[START]

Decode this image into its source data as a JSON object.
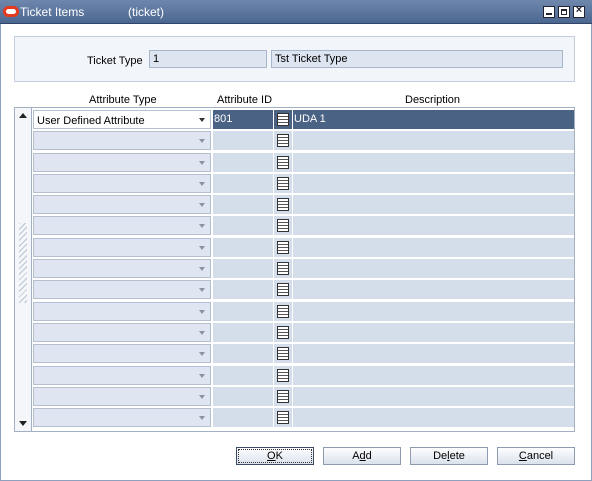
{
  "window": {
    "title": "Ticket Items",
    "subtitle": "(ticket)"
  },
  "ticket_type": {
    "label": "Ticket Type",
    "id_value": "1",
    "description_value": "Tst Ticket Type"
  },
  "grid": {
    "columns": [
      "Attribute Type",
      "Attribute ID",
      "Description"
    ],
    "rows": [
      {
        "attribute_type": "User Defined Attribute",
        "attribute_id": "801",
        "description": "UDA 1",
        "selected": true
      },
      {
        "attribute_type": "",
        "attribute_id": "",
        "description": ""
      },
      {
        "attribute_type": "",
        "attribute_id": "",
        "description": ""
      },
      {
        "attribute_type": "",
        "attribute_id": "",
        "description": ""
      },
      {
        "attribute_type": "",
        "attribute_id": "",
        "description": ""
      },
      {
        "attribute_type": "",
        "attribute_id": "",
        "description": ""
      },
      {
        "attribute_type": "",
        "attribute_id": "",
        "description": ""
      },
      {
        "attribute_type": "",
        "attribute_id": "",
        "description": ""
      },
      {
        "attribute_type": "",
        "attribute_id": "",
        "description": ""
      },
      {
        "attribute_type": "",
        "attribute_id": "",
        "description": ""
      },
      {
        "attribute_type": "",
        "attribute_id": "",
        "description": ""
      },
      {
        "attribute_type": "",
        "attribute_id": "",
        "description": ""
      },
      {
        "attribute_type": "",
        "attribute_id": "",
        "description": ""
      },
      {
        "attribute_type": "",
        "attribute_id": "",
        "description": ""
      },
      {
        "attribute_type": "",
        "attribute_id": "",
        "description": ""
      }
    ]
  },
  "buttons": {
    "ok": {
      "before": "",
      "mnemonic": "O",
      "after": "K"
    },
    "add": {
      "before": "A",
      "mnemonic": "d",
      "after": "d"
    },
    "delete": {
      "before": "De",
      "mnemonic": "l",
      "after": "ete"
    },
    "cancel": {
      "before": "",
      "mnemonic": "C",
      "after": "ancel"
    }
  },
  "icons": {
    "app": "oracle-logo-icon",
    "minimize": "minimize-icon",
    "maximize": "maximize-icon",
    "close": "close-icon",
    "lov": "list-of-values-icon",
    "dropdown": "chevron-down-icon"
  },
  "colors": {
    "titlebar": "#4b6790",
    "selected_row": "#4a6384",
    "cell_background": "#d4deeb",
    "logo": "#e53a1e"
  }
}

[END]

» **GOAL**
Scan the lines for the string "mnemonic". Pick out every line that has it.

» **OUTPUT FOR THIS EXERCISE**
      "mnemonic": "O",
      "mnemonic": "d",
      "mnemonic": "l",
      "mnemonic": "C",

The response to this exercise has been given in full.